[Problem] Although the listing contains pictures, reproduce only its text, exactly as written.

[Data listing]
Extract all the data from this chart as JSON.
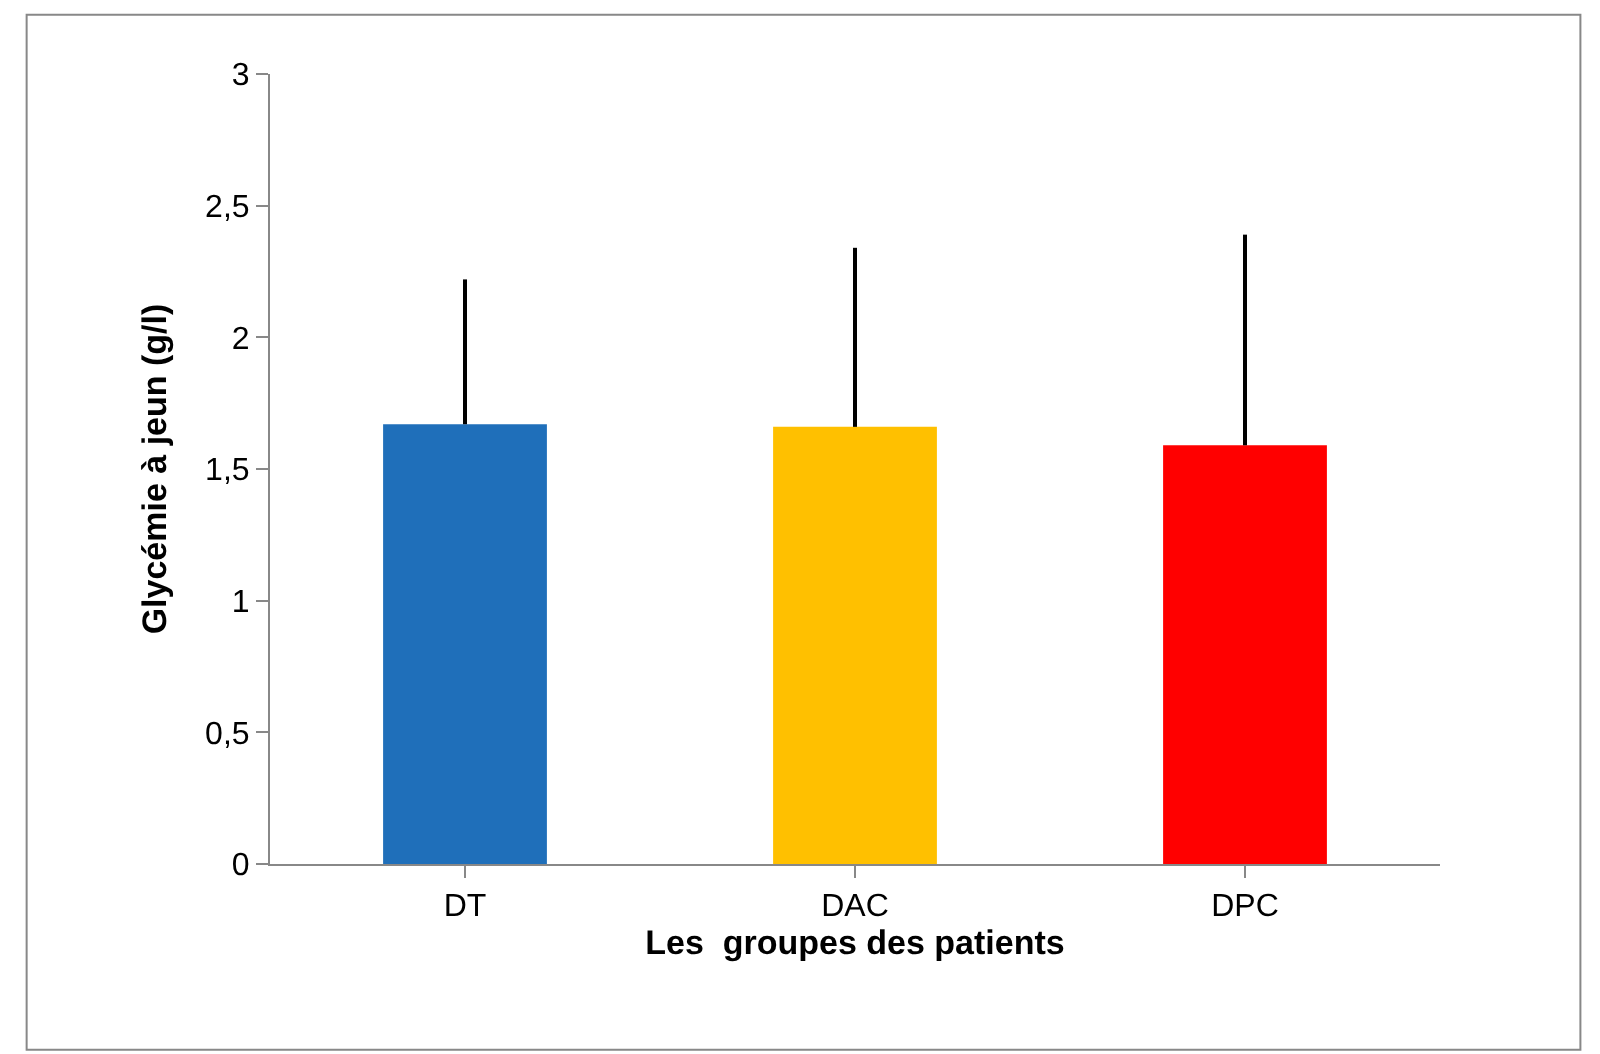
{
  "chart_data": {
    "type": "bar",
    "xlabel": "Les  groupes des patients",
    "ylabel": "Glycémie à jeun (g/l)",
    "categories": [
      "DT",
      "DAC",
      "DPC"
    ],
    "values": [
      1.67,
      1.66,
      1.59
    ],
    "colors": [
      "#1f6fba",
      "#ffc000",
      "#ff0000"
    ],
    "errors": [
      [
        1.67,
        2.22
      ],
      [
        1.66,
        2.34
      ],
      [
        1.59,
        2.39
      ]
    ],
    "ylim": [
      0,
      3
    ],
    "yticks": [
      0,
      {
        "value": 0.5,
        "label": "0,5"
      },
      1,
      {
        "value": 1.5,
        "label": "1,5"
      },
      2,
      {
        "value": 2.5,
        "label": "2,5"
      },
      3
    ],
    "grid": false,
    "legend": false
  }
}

[Answer to this task]
Extract all the data from this chart as JSON.
{
  "chart_data": {
    "type": "bar",
    "xlabel": "Les  groupes des patients",
    "ylabel": "Glycémie à jeun (g/l)",
    "categories": [
      "DT",
      "DAC",
      "DPC"
    ],
    "values": [
      1.67,
      1.66,
      1.59
    ],
    "colors": [
      "#1f6fba",
      "#ffc000",
      "#ff0000"
    ],
    "errors": [
      [
        1.67,
        2.22
      ],
      [
        1.66,
        2.34
      ],
      [
        1.59,
        2.39
      ]
    ],
    "ylim": [
      0,
      3
    ],
    "yticks": [
      0,
      {
        "value": 0.5,
        "label": "0,5"
      },
      1,
      {
        "value": 1.5,
        "label": "1,5"
      },
      2,
      {
        "value": 2.5,
        "label": "2,5"
      },
      3
    ],
    "grid": false,
    "legend": false
  }
}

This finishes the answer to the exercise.